DATASET RECORDS

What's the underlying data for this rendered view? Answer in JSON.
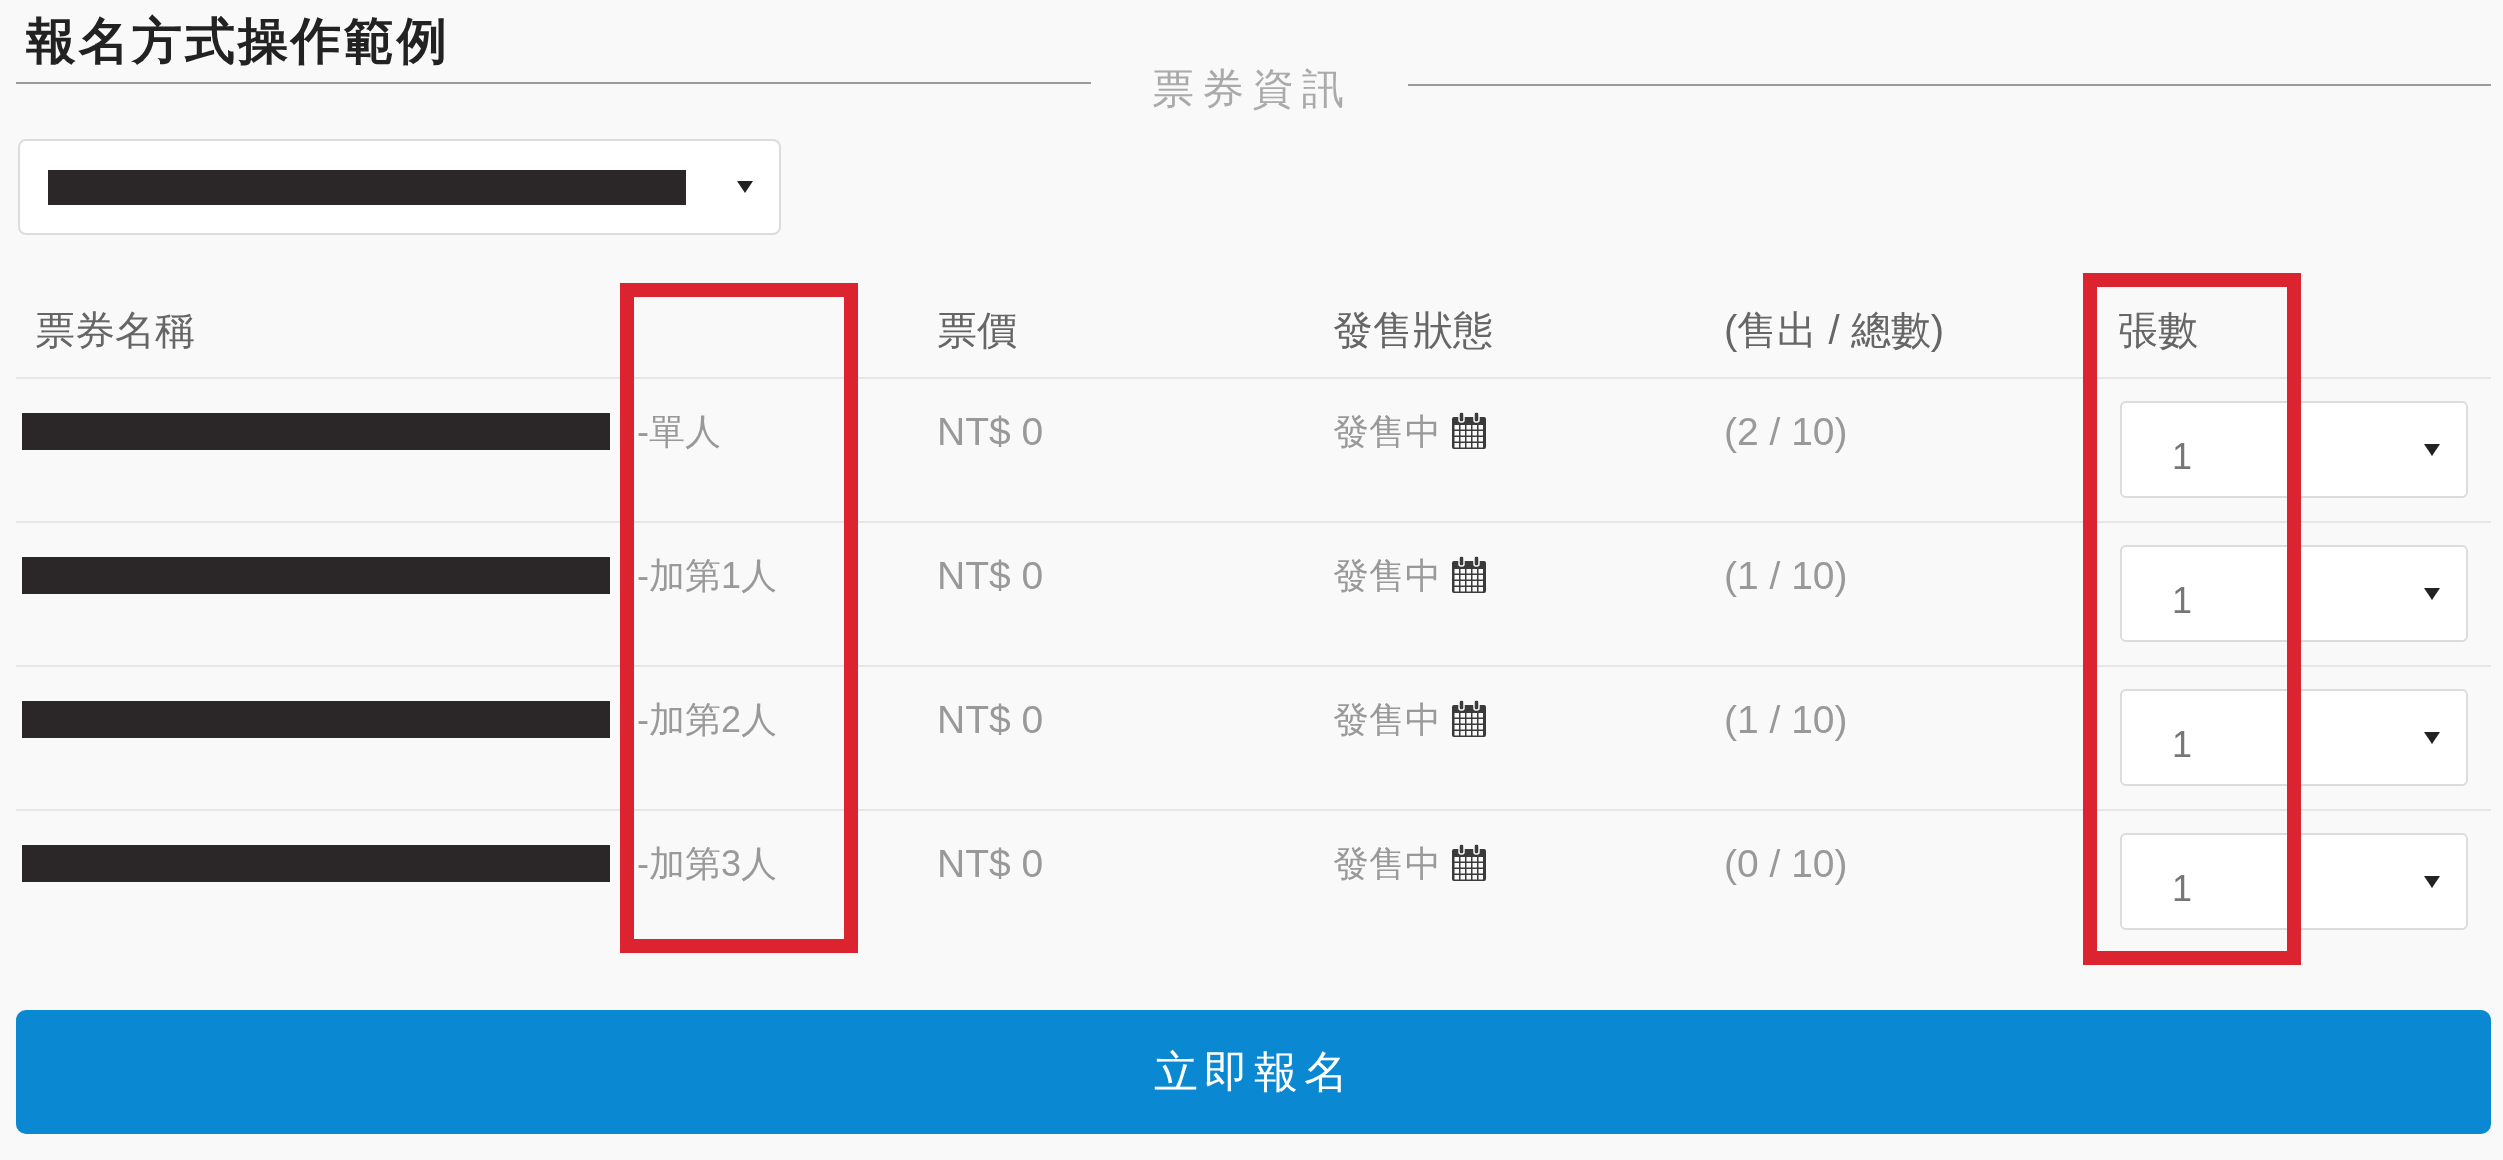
{
  "title": "報名方式操作範例",
  "section": {
    "legend": "票券資訊"
  },
  "event_select": {
    "value_redacted": true
  },
  "table": {
    "columns": [
      "票券名稱",
      "票價",
      "發售狀態",
      "(售出 / 總數)",
      "張數"
    ],
    "rows": [
      {
        "name": "-單人",
        "name_redacted": true,
        "price": "NT$ 0",
        "status": "發售中",
        "sold_total": "(2 / 10)",
        "quantity": "1"
      },
      {
        "name": "-加第1人",
        "name_redacted": true,
        "price": "NT$ 0",
        "status": "發售中",
        "sold_total": "(1 / 10)",
        "quantity": "1"
      },
      {
        "name": "-加第2人",
        "name_redacted": true,
        "price": "NT$ 0",
        "status": "發售中",
        "sold_total": "(1 / 10)",
        "quantity": "1"
      },
      {
        "name": "-加第3人",
        "name_redacted": true,
        "price": "NT$ 0",
        "status": "發售中",
        "sold_total": "(0 / 10)",
        "quantity": "1"
      }
    ]
  },
  "highlight_frames": {
    "name_suffix_column": true,
    "quantity_column": true
  },
  "submit_button": {
    "label": "立即報名"
  }
}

PROBLEM DETAILS
Exclude the pictures and transcribe all of the entries exactly.

RESPONSE TO THE TASK
What's the underlying data for this rendered view? Answer in JSON.
{
  "title": "報名方式操作範例",
  "section": {
    "legend": "票券資訊"
  },
  "event_select": {
    "value_redacted": true
  },
  "table": {
    "columns": [
      "票券名稱",
      "票價",
      "發售狀態",
      "(售出 / 總數)",
      "張數"
    ],
    "rows": [
      {
        "name": "-單人",
        "name_redacted": true,
        "price": "NT$ 0",
        "status": "發售中",
        "sold_total": "(2 / 10)",
        "quantity": "1"
      },
      {
        "name": "-加第1人",
        "name_redacted": true,
        "price": "NT$ 0",
        "status": "發售中",
        "sold_total": "(1 / 10)",
        "quantity": "1"
      },
      {
        "name": "-加第2人",
        "name_redacted": true,
        "price": "NT$ 0",
        "status": "發售中",
        "sold_total": "(1 / 10)",
        "quantity": "1"
      },
      {
        "name": "-加第3人",
        "name_redacted": true,
        "price": "NT$ 0",
        "status": "發售中",
        "sold_total": "(0 / 10)",
        "quantity": "1"
      }
    ]
  },
  "highlight_frames": {
    "name_suffix_column": true,
    "quantity_column": true
  },
  "submit_button": {
    "label": "立即報名"
  }
}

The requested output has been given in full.